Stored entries
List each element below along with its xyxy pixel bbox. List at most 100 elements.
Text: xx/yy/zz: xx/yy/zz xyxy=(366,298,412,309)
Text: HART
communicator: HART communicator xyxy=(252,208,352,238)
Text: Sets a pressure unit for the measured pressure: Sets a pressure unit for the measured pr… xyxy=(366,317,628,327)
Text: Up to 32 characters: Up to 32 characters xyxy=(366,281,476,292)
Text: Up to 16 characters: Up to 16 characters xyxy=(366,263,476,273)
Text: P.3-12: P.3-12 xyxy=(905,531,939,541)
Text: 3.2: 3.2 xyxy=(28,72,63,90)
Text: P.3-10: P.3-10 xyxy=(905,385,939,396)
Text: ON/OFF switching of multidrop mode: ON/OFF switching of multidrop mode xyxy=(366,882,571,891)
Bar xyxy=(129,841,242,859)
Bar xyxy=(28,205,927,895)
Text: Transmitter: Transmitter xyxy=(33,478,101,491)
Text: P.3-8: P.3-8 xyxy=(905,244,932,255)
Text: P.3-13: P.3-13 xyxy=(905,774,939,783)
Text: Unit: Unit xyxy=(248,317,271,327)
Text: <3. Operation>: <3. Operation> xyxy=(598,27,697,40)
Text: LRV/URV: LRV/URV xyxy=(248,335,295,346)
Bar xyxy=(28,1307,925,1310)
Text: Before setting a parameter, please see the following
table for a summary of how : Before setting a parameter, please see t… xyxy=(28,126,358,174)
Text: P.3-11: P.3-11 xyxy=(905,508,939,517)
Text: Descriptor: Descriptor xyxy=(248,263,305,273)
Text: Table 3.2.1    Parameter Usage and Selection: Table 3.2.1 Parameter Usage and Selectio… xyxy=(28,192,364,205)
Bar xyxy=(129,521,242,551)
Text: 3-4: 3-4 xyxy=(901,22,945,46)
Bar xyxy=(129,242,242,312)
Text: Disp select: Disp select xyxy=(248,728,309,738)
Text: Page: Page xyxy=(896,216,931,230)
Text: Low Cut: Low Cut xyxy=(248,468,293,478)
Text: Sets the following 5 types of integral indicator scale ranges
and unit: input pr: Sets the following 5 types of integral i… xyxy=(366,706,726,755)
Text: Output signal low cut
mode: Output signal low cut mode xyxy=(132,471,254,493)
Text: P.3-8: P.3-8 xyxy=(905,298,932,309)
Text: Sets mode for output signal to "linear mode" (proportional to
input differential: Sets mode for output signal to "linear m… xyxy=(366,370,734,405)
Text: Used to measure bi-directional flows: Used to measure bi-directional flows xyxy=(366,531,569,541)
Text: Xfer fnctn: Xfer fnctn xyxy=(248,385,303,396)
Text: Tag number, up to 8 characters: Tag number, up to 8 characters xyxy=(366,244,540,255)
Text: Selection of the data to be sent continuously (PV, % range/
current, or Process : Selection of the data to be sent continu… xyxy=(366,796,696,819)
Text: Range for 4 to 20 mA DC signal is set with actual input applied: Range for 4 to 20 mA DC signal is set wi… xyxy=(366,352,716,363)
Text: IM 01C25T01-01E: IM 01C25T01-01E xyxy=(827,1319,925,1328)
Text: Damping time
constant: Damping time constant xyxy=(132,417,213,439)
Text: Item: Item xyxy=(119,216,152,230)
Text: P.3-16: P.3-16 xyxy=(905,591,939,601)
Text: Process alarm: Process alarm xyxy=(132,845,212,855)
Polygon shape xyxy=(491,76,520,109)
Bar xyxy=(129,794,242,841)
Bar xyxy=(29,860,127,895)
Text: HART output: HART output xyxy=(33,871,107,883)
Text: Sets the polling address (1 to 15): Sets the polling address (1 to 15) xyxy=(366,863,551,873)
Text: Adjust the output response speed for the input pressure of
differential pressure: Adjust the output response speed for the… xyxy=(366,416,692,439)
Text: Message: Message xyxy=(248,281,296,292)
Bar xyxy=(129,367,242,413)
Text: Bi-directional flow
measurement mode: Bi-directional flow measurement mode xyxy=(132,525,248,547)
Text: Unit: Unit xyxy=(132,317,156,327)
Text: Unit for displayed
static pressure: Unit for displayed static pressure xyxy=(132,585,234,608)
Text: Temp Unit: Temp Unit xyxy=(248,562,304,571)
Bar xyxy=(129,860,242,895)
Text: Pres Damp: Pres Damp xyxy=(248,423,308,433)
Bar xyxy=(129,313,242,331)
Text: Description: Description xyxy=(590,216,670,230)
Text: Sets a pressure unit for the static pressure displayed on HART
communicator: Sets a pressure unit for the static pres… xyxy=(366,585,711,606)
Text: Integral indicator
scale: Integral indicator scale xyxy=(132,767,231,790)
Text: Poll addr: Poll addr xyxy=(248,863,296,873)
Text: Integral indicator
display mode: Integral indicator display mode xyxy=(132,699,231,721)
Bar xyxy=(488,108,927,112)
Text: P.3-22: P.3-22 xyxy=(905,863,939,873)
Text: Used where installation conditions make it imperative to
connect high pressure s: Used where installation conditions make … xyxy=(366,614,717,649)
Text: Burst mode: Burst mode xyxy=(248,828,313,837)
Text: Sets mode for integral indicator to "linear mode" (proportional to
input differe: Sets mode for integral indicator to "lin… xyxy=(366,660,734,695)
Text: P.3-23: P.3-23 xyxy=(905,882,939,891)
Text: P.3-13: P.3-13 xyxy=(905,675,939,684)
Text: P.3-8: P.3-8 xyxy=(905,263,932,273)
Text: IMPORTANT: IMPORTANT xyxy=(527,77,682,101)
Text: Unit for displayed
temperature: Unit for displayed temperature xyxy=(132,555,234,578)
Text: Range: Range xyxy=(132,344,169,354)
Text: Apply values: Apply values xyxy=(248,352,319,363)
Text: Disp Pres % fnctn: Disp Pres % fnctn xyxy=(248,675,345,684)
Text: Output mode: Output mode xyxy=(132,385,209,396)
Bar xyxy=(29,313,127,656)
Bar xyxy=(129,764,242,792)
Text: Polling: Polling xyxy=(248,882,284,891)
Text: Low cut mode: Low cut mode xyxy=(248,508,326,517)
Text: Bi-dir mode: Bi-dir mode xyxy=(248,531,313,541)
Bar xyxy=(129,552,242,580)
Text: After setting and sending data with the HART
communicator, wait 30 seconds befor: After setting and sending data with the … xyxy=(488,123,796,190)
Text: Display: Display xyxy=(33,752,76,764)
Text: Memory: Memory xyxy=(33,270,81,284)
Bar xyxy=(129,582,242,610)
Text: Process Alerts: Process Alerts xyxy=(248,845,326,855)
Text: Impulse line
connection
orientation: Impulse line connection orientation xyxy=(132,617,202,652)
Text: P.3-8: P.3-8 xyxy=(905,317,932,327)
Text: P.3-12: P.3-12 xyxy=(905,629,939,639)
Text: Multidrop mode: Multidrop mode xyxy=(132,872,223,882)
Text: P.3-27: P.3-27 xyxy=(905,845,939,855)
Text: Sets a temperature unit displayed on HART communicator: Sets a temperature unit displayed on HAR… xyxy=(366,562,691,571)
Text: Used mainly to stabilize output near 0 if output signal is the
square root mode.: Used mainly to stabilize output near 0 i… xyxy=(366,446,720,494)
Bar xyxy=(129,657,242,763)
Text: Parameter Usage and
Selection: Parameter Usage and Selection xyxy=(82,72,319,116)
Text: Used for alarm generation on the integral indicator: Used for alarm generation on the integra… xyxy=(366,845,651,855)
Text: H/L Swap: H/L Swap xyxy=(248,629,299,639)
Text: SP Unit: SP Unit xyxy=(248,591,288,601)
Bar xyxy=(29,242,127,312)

Given request: Arrange every line of the material above as a numbered list, leaving out any blank lines.

Expected answer:
1. List each element below along with its xyxy pixel bbox. List at most 100 elements.
2. Text: xx/yy/zz: xx/yy/zz xyxy=(366,298,412,309)
3. Text: HART
4. communicator: HART communicator xyxy=(252,208,352,238)
5. Text: Sets a pressure unit for the measured pressure: Sets a pressure unit for the measured pr… xyxy=(366,317,628,327)
6. Text: Up to 32 characters: Up to 32 characters xyxy=(366,281,476,292)
7. Text: Up to 16 characters: Up to 16 characters xyxy=(366,263,476,273)
8. Text: P.3-12: P.3-12 xyxy=(905,531,939,541)
9. Text: 3.2: 3.2 xyxy=(28,72,63,90)
10. Text: P.3-10: P.3-10 xyxy=(905,385,939,396)
11. Text: ON/OFF switching of multidrop mode: ON/OFF switching of multidrop mode xyxy=(366,882,571,891)
12. Bar xyxy=(129,841,242,859)
13. Bar xyxy=(28,205,927,895)
14. Text: Transmitter: Transmitter xyxy=(33,478,101,491)
15. Text: P.3-8: P.3-8 xyxy=(905,244,932,255)
16. Text: P.3-13: P.3-13 xyxy=(905,774,939,783)
17. Text: Unit: Unit xyxy=(248,317,271,327)
18. Text: <3. Operation>: <3. Operation> xyxy=(598,27,697,40)
19. Text: LRV/URV: LRV/URV xyxy=(248,335,295,346)
20. Bar xyxy=(28,1307,925,1310)
21. Text: Before setting a parameter, please see the following
22. table for a summary of how : Before setting a parameter, please see t… xyxy=(28,126,358,174)
23. Text: P.3-11: P.3-11 xyxy=(905,508,939,517)
24. Text: Descriptor: Descriptor xyxy=(248,263,305,273)
25. Text: Table 3.2.1    Parameter Usage and Selection: Table 3.2.1 Parameter Usage and Selectio… xyxy=(28,192,364,205)
26. Bar xyxy=(129,521,242,551)
27. Text: 3-4: 3-4 xyxy=(901,22,945,46)
28. Bar xyxy=(129,242,242,312)
29. Text: Disp select: Disp select xyxy=(248,728,309,738)
30. Text: Page: Page xyxy=(896,216,931,230)
31. Text: Low Cut: Low Cut xyxy=(248,468,293,478)
32. Text: Sets the following 5 types of integral indicator scale ranges
33. and unit: input pr: Sets the following 5 types of integral i… xyxy=(366,706,726,755)
34. Text: Output signal low cut
35. mode: Output signal low cut mode xyxy=(132,471,254,493)
36. Text: P.3-8: P.3-8 xyxy=(905,298,932,309)
37. Text: Sets mode for output signal to "linear mode" (proportional to
38. input differential: Sets mode for output signal to "linear m… xyxy=(366,370,734,405)
39. Text: Used to measure bi-directional flows: Used to measure bi-directional flows xyxy=(366,531,569,541)
40. Text: Xfer fnctn: Xfer fnctn xyxy=(248,385,303,396)
41. Text: Tag number, up to 8 characters: Tag number, up to 8 characters xyxy=(366,244,540,255)
42. Text: Selection of the data to be sent continuously (PV, % range/
43. current, or Process : Selection of the data to be sent continu… xyxy=(366,796,696,819)
44. Text: Range for 4 to 20 mA DC signal is set with actual input applied: Range for 4 to 20 mA DC signal is set wi… xyxy=(366,352,716,363)
45. Text: IM 01C25T01-01E: IM 01C25T01-01E xyxy=(827,1319,925,1328)
46. Text: Damping time
47. constant: Damping time constant xyxy=(132,417,213,439)
48. Text: Item: Item xyxy=(119,216,152,230)
49. Text: P.3-16: P.3-16 xyxy=(905,591,939,601)
50. Text: Process alarm: Process alarm xyxy=(132,845,212,855)
51. Polygon shape xyxy=(491,76,520,109)
52. Bar xyxy=(129,794,242,841)
53. Bar xyxy=(29,860,127,895)
54. Text: HART output: HART output xyxy=(33,871,107,883)
55. Text: Sets the polling address (1 to 15): Sets the polling address (1 to 15) xyxy=(366,863,551,873)
56. Text: Adjust the output response speed for the input pressure of
57. differential pressure: Adjust the output response speed for the… xyxy=(366,416,692,439)
58. Text: Message: Message xyxy=(248,281,296,292)
59. Bar xyxy=(129,367,242,413)
60. Text: Bi-directional flow
61. measurement mode: Bi-directional flow measurement mode xyxy=(132,525,248,547)
62. Text: Unit: Unit xyxy=(132,317,156,327)
63. Text: Unit for displayed
64. static pressure: Unit for displayed static pressure xyxy=(132,585,234,608)
65. Text: Temp Unit: Temp Unit xyxy=(248,562,304,571)
66. Bar xyxy=(129,860,242,895)
67. Text: Pres Damp: Pres Damp xyxy=(248,423,308,433)
68. Bar xyxy=(129,313,242,331)
69. Text: Description: Description xyxy=(590,216,670,230)
70. Text: Sets a pressure unit for the static pressure displayed on HART
71. communicator: Sets a pressure unit for the static pres… xyxy=(366,585,711,606)
72. Text: Integral indicator
73. scale: Integral indicator scale xyxy=(132,767,231,790)
74. Text: Poll addr: Poll addr xyxy=(248,863,296,873)
75. Text: Integral indicator
76. display mode: Integral indicator display mode xyxy=(132,699,231,721)
77. Bar xyxy=(488,108,927,112)
78. Text: P.3-22: P.3-22 xyxy=(905,863,939,873)
79. Text: Used where installation conditions make it imperative to
80. connect high pressure s: Used where installation conditions make … xyxy=(366,614,717,649)
81. Text: Burst mode: Burst mode xyxy=(248,828,313,837)
82. Text: Sets mode for integral indicator to "linear mode" (proportional to
83. input differe: Sets mode for integral indicator to "lin… xyxy=(366,660,734,695)
84. Text: P.3-23: P.3-23 xyxy=(905,882,939,891)
85. Text: P.3-13: P.3-13 xyxy=(905,675,939,684)
86. Text: P.3-8: P.3-8 xyxy=(905,263,932,273)
87. Text: IMPORTANT: IMPORTANT xyxy=(527,77,682,101)
88. Text: Unit for displayed
89. temperature: Unit for displayed temperature xyxy=(132,555,234,578)
90. Text: Range: Range xyxy=(132,344,169,354)
91. Text: Apply values: Apply values xyxy=(248,352,319,363)
92. Text: Disp Pres % fnctn: Disp Pres % fnctn xyxy=(248,675,345,684)
93. Text: Output mode: Output mode xyxy=(132,385,209,396)
94. Bar xyxy=(29,313,127,656)
95. Bar xyxy=(129,764,242,792)
96. Text: Polling: Polling xyxy=(248,882,284,891)
97. Text: Low cut mode: Low cut mode xyxy=(248,508,326,517)
98. Text: Bi-dir mode: Bi-dir mode xyxy=(248,531,313,541)
99. Bar xyxy=(129,552,242,580)
100. Text: After setting and sending data with the HART
101. communicator, wait 30 seconds befor: After setting and sending data with the … xyxy=(488,123,796,190)
102. Text: Display: Display xyxy=(33,752,76,764)
103. Text: Memory: Memory xyxy=(33,270,81,284)
104. Bar xyxy=(129,582,242,610)
105. Text: Process Alerts: Process Alerts xyxy=(248,845,326,855)
106. Text: Impulse line
107. connection
108. orientation: Impulse line connection orientation xyxy=(132,617,202,652)
109. Text: P.3-8: P.3-8 xyxy=(905,317,932,327)
110. Text: P.3-12: P.3-12 xyxy=(905,629,939,639)
111. Text: Multidrop mode: Multidrop mode xyxy=(132,872,223,882)
112. Text: P.3-27: P.3-27 xyxy=(905,845,939,855)
113. Text: Sets a temperature unit displayed on HART communicator: Sets a temperature unit displayed on HAR… xyxy=(366,562,691,571)
114. Text: Used mainly to stabilize output near 0 if output signal is the
115. square root mode.: Used mainly to stabilize output near 0 i… xyxy=(366,446,720,494)
116. Bar xyxy=(129,657,242,763)
117. Text: Parameter Usage and
118. Selection: Parameter Usage and Selection xyxy=(82,72,319,116)
119. Text: Used for alarm generation on the integral indicator: Used for alarm generation on the integra… xyxy=(366,845,651,855)
120. Text: H/L Swap: H/L Swap xyxy=(248,629,299,639)
121. Text: SP Unit: SP Unit xyxy=(248,591,288,601)
122. Bar xyxy=(29,242,127,312)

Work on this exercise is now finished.